Aim:
Select the lines that contain "станка" and copy each of them.

(Stored data entries)
══════

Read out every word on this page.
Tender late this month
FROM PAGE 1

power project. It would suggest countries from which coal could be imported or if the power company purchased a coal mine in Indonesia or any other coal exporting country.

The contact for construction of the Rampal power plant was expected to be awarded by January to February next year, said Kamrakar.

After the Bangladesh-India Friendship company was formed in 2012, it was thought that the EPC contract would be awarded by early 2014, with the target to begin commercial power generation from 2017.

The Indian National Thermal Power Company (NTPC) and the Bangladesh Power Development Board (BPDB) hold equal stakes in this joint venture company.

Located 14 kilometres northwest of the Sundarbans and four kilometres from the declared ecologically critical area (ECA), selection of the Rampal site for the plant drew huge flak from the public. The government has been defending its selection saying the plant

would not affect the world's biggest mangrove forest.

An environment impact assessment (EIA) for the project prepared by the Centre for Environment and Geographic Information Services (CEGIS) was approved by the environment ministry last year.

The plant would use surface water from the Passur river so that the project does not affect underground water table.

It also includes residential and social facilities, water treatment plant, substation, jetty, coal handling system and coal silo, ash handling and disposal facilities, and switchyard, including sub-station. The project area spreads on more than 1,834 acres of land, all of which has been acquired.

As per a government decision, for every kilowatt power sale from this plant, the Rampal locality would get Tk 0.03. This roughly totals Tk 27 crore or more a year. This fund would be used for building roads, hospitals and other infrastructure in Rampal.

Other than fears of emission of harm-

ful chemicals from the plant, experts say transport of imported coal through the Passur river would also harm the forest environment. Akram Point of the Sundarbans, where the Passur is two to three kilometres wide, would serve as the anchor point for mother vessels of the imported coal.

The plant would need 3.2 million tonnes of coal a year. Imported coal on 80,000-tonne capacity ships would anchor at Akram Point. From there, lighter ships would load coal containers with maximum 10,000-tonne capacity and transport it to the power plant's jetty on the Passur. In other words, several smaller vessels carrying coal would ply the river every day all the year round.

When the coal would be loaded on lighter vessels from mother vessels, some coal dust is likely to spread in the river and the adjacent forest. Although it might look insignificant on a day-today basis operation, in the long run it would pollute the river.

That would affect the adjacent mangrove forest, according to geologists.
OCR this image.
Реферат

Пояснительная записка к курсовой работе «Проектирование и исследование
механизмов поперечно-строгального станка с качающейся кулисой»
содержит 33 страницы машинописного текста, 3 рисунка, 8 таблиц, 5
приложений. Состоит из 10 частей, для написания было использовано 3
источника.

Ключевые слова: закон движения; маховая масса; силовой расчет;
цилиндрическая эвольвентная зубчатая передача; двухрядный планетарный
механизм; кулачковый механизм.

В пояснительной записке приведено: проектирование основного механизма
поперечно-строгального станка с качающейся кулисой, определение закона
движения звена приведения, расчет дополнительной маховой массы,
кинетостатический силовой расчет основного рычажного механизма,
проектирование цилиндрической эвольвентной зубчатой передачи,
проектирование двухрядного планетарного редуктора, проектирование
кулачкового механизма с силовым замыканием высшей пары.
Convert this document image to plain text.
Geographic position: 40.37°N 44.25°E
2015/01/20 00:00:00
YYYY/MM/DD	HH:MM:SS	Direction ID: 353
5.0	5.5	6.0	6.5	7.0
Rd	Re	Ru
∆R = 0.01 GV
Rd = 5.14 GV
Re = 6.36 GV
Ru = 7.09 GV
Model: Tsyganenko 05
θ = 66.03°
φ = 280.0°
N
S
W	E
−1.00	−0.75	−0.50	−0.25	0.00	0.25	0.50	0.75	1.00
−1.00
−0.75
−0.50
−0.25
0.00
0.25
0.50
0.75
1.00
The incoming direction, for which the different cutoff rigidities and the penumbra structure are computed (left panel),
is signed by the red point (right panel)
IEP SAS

══════

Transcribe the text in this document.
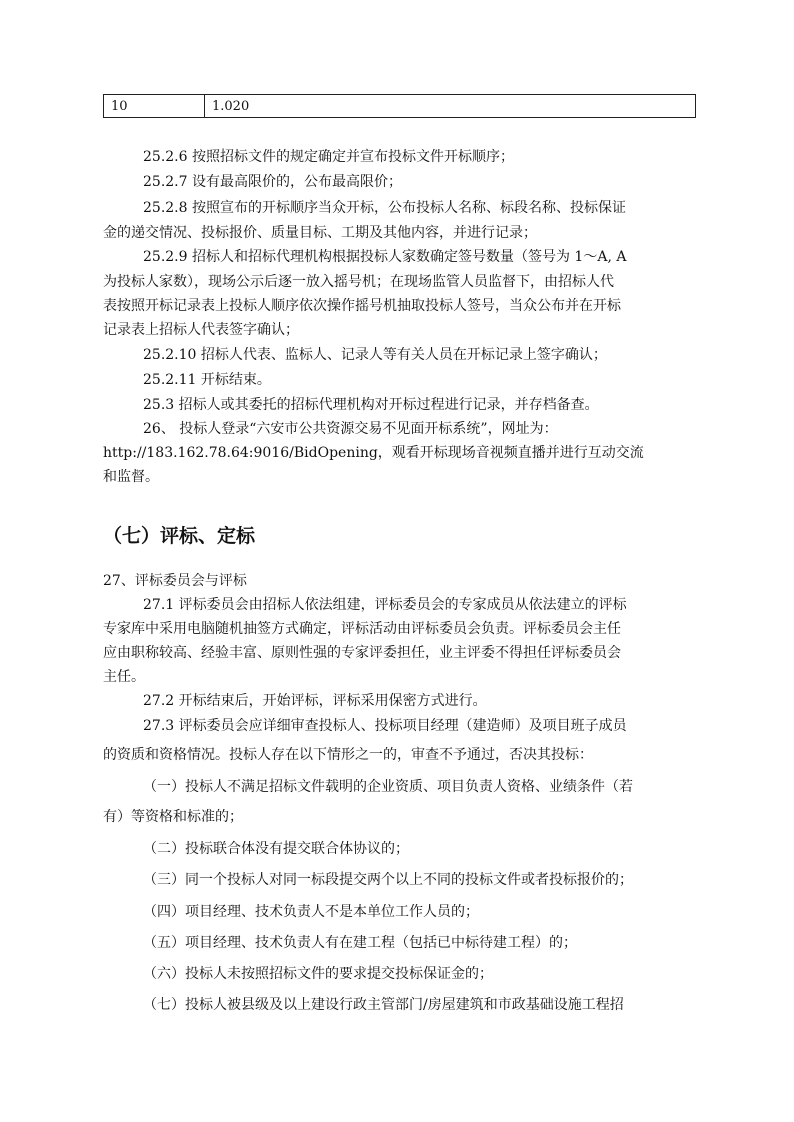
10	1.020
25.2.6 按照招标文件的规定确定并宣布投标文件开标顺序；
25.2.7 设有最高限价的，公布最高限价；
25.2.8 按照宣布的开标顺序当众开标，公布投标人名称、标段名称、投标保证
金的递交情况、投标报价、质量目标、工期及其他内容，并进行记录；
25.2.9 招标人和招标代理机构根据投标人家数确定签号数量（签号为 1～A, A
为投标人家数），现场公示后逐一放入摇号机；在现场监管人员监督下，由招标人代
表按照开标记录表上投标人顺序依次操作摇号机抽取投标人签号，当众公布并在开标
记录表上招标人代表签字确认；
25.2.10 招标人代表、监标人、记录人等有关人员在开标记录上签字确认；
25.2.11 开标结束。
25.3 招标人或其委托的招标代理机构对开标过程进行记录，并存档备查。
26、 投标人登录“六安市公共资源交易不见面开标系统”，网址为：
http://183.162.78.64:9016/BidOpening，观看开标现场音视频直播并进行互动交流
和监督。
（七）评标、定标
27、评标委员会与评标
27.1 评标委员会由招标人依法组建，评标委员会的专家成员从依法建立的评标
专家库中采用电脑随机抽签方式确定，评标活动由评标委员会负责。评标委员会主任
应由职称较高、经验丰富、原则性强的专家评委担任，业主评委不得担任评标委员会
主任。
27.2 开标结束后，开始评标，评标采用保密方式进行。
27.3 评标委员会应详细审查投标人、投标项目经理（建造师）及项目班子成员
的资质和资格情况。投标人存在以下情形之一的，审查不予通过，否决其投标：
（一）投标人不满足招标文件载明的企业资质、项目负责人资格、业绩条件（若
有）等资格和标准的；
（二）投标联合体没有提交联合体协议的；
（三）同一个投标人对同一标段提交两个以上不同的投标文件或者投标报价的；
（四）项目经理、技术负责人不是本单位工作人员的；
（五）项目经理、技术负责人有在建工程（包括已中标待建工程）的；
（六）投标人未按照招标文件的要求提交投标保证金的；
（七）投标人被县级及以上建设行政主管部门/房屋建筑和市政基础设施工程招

══════

Answer:
механизмов поперечно-строгального станка с качающейся кулисой»
поперечно-строгального станка с качающейся кулисой, определение закона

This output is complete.